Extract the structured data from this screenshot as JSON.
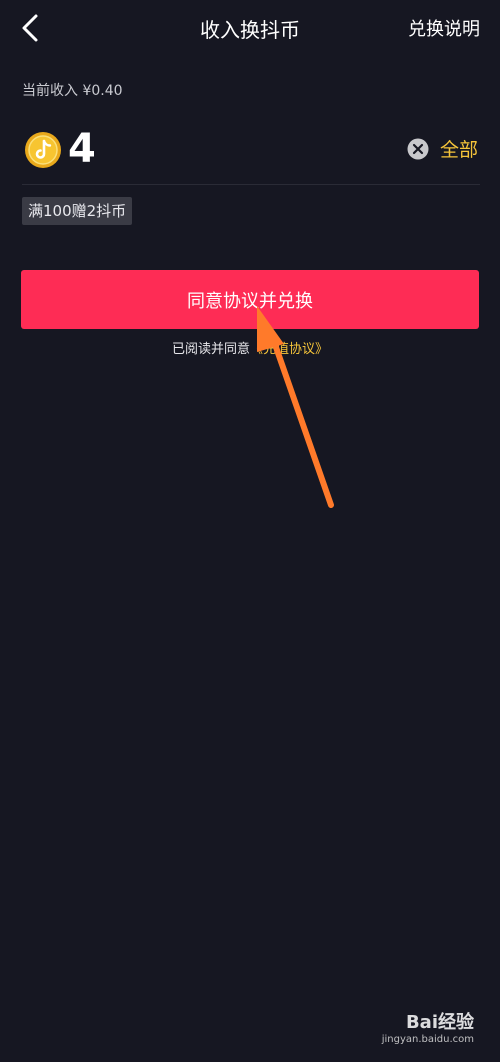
{
  "header": {
    "title": "收入换抖币",
    "help_label": "兑换说明"
  },
  "income": {
    "label": "当前收入 ¥0.40"
  },
  "exchange": {
    "amount": "4",
    "all_label": "全部",
    "promo": "满100赠2抖币",
    "button_label": "同意协议并兑换"
  },
  "agreement": {
    "prefix": "已阅读并同意",
    "link": "《充值协议》"
  },
  "watermark": {
    "logo": "Bai经验",
    "url": "jingyan.baidu.com"
  },
  "colors": {
    "background": "#161722",
    "accent": "#fe2c55",
    "gold": "#f5c43a",
    "annotation_arrow": "#ff7a2a"
  }
}
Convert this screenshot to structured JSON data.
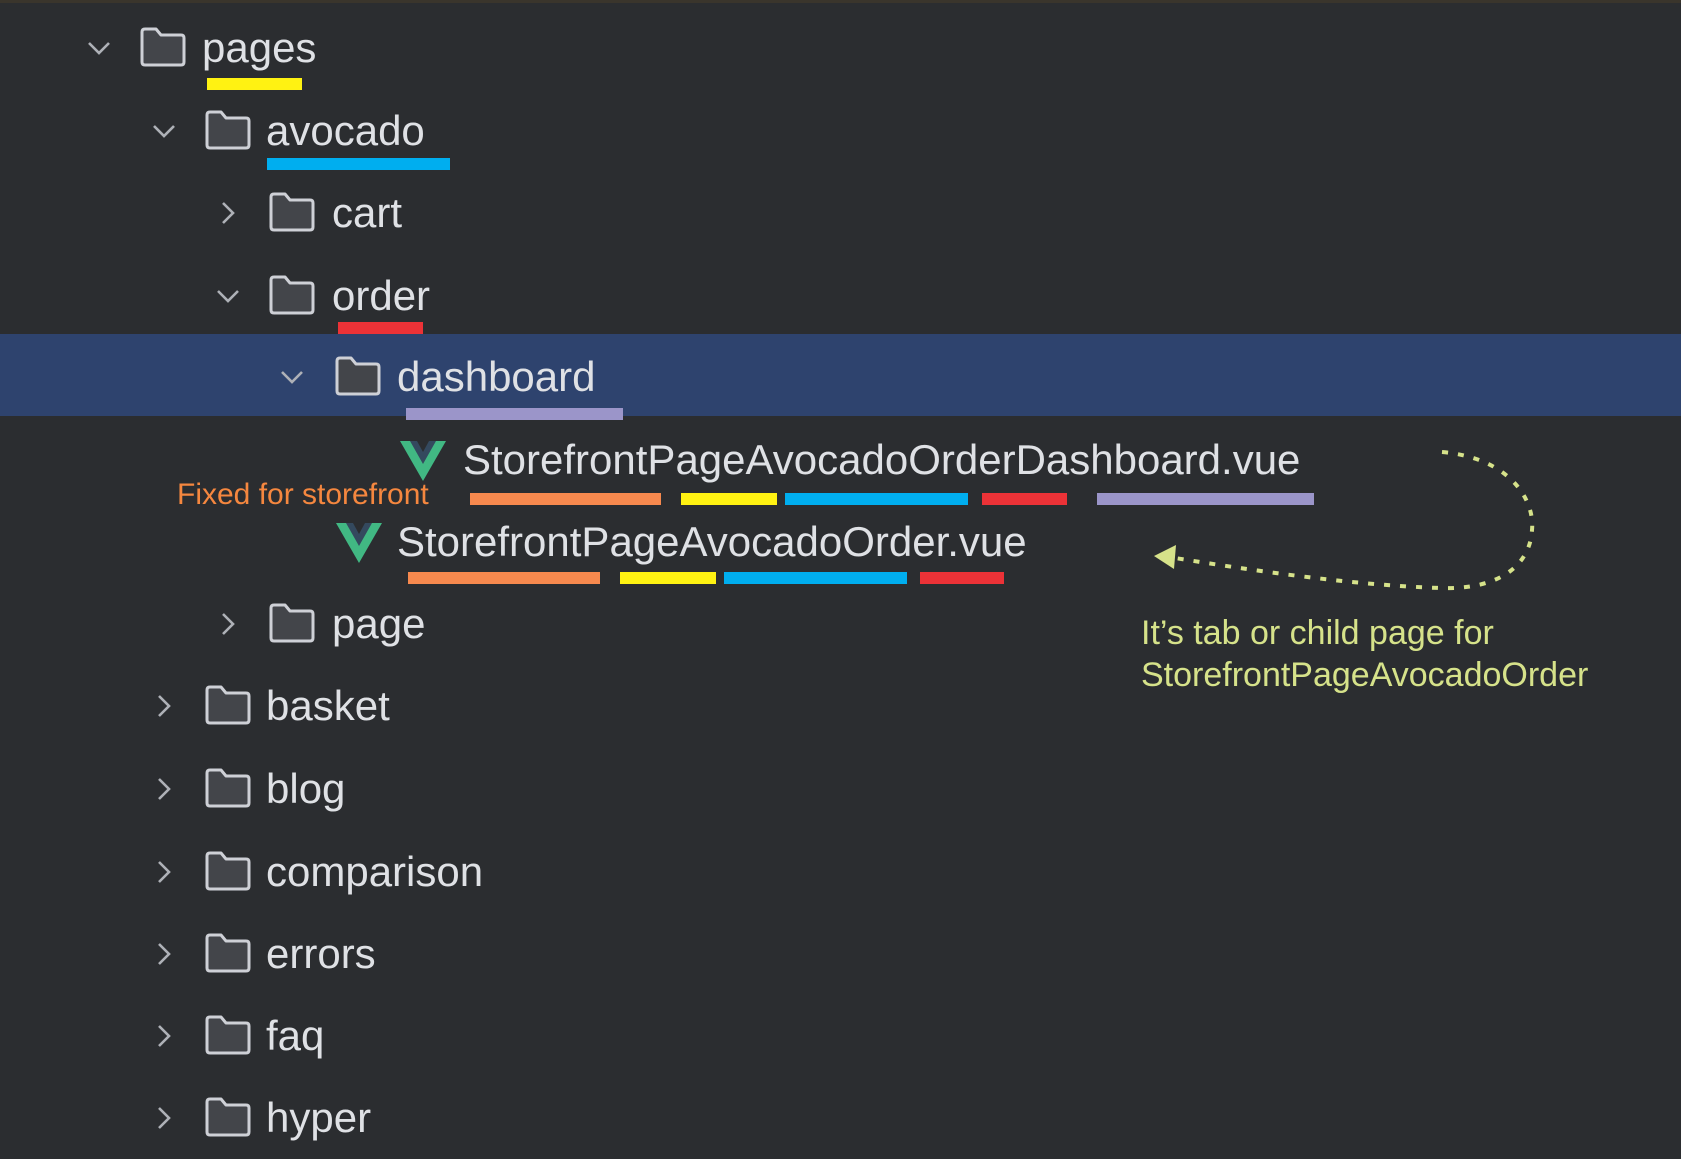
{
  "tree": {
    "items": [
      {
        "label": "pages",
        "type": "folder",
        "expanded": true
      },
      {
        "label": "avocado",
        "type": "folder",
        "expanded": true
      },
      {
        "label": "cart",
        "type": "folder",
        "expanded": false
      },
      {
        "label": "order",
        "type": "folder",
        "expanded": true
      },
      {
        "label": "dashboard",
        "type": "folder",
        "expanded": true,
        "selected": true
      },
      {
        "label": "StorefrontPageAvocadoOrderDashboard.vue",
        "type": "vue-file"
      },
      {
        "label": "StorefrontPageAvocadoOrder.vue",
        "type": "vue-file"
      },
      {
        "label": "page",
        "type": "folder",
        "expanded": false
      },
      {
        "label": "basket",
        "type": "folder",
        "expanded": false
      },
      {
        "label": "blog",
        "type": "folder",
        "expanded": false
      },
      {
        "label": "comparison",
        "type": "folder",
        "expanded": false
      },
      {
        "label": "errors",
        "type": "folder",
        "expanded": false
      },
      {
        "label": "faq",
        "type": "folder",
        "expanded": false
      },
      {
        "label": "hyper",
        "type": "folder",
        "expanded": false
      }
    ]
  },
  "annotations": {
    "fixed_prefix": "Fixed for storefront",
    "child_note_line1": "It’s tab or child page for",
    "child_note_line2": "StorefrontPageAvocadoOrder"
  },
  "colors": {
    "background": "#2b2d30",
    "selection": "#2e436e",
    "pages": "#fff212",
    "avocado": "#00aeef",
    "order": "#ec3237",
    "dashboard": "#9b95c9",
    "storefront": "#f7894e",
    "note": "#d6e28a"
  }
}
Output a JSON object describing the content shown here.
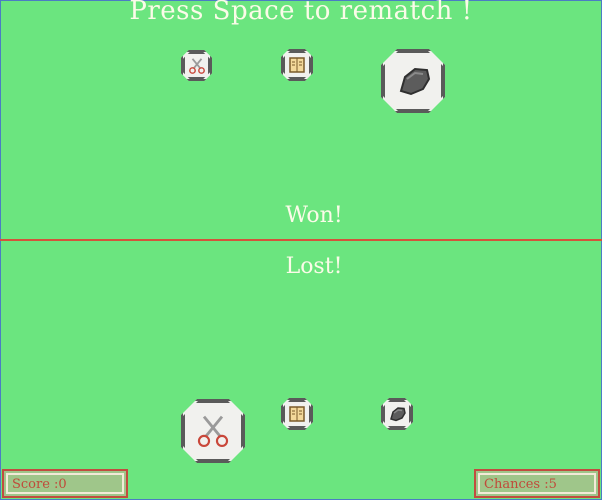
{
  "game": {
    "prompt": "Press Space to rematch !",
    "opponent_result": "Won!",
    "player_result": "Lost!",
    "score_label": "Score :0",
    "chances_label": "Chances :5"
  },
  "opponent": {
    "choices": [
      {
        "icon": "scissors-icon",
        "selected": false
      },
      {
        "icon": "paper-icon",
        "selected": false
      },
      {
        "icon": "rock-icon",
        "selected": true
      }
    ]
  },
  "player": {
    "choices": [
      {
        "icon": "scissors-icon",
        "selected": true
      },
      {
        "icon": "paper-icon",
        "selected": false
      },
      {
        "icon": "rock-icon",
        "selected": false
      }
    ]
  },
  "colors": {
    "background": "#6be57f",
    "divider": "#d4533b",
    "text": "#fbfbe8",
    "hud_border": "#c24c3f",
    "hud_fill": "#9fc68a"
  }
}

+++

STATED EXERCISE:
Print all of the entries word for word. Skip any images they contain.

THE OUTPUT:
Extract the structured data from this screenshot as JSON.
{
  "header": {
    "title": "收入换抖币",
    "help_label": "兑换说明"
  },
  "income": {
    "label": "当前收入 ¥0.40"
  },
  "exchange": {
    "amount": "4",
    "all_label": "全部",
    "promo": "满100赠2抖币",
    "button_label": "同意协议并兑换"
  },
  "agreement": {
    "prefix": "已阅读并同意",
    "link": "《充值协议》"
  },
  "watermark": {
    "logo": "Bai经验",
    "url": "jingyan.baidu.com"
  },
  "colors": {
    "background": "#161722",
    "accent": "#fe2c55",
    "gold": "#f5c43a",
    "annotation_arrow": "#ff7a2a"
  }
}
Convert this screenshot to structured JSON data.
{
  "tree": {
    "items": [
      {
        "label": "pages",
        "type": "folder",
        "expanded": true
      },
      {
        "label": "avocado",
        "type": "folder",
        "expanded": true
      },
      {
        "label": "cart",
        "type": "folder",
        "expanded": false
      },
      {
        "label": "order",
        "type": "folder",
        "expanded": true
      },
      {
        "label": "dashboard",
        "type": "folder",
        "expanded": true,
        "selected": true
      },
      {
        "label": "StorefrontPageAvocadoOrderDashboard.vue",
        "type": "vue-file"
      },
      {
        "label": "StorefrontPageAvocadoOrder.vue",
        "type": "vue-file"
      },
      {
        "label": "page",
        "type": "folder",
        "expanded": false
      },
      {
        "label": "basket",
        "type": "folder",
        "expanded": false
      },
      {
        "label": "blog",
        "type": "folder",
        "expanded": false
      },
      {
        "label": "comparison",
        "type": "folder",
        "expanded": false
      },
      {
        "label": "errors",
        "type": "folder",
        "expanded": false
      },
      {
        "label": "faq",
        "type": "folder",
        "expanded": false
      },
      {
        "label": "hyper",
        "type": "folder",
        "expanded": false
      }
    ]
  },
  "annotations": {
    "fixed_prefix": "Fixed for storefront",
    "child_note_line1": "It’s tab or child page for",
    "child_note_line2": "StorefrontPageAvocadoOrder"
  },
  "colors": {
    "background": "#2b2d30",
    "selection": "#2e436e",
    "pages": "#fff212",
    "avocado": "#00aeef",
    "order": "#ec3237",
    "dashboard": "#9b95c9",
    "storefront": "#f7894e",
    "note": "#d6e28a"
  }
}
Output a JSON object describing the content shown here.
{
  "game": {
    "prompt": "Press Space to rematch !",
    "opponent_result": "Won!",
    "player_result": "Lost!",
    "score_label": "Score :0",
    "chances_label": "Chances :5"
  },
  "opponent": {
    "choices": [
      {
        "icon": "scissors-icon",
        "selected": false
      },
      {
        "icon": "paper-icon",
        "selected": false
      },
      {
        "icon": "rock-icon",
        "selected": true
      }
    ]
  },
  "player": {
    "choices": [
      {
        "icon": "scissors-icon",
        "selected": true
      },
      {
        "icon": "paper-icon",
        "selected": false
      },
      {
        "icon": "rock-icon",
        "selected": false
      }
    ]
  },
  "colors": {
    "background": "#6be57f",
    "divider": "#d4533b",
    "text": "#fbfbe8",
    "hud_border": "#c24c3f",
    "hud_fill": "#9fc68a"
  }
}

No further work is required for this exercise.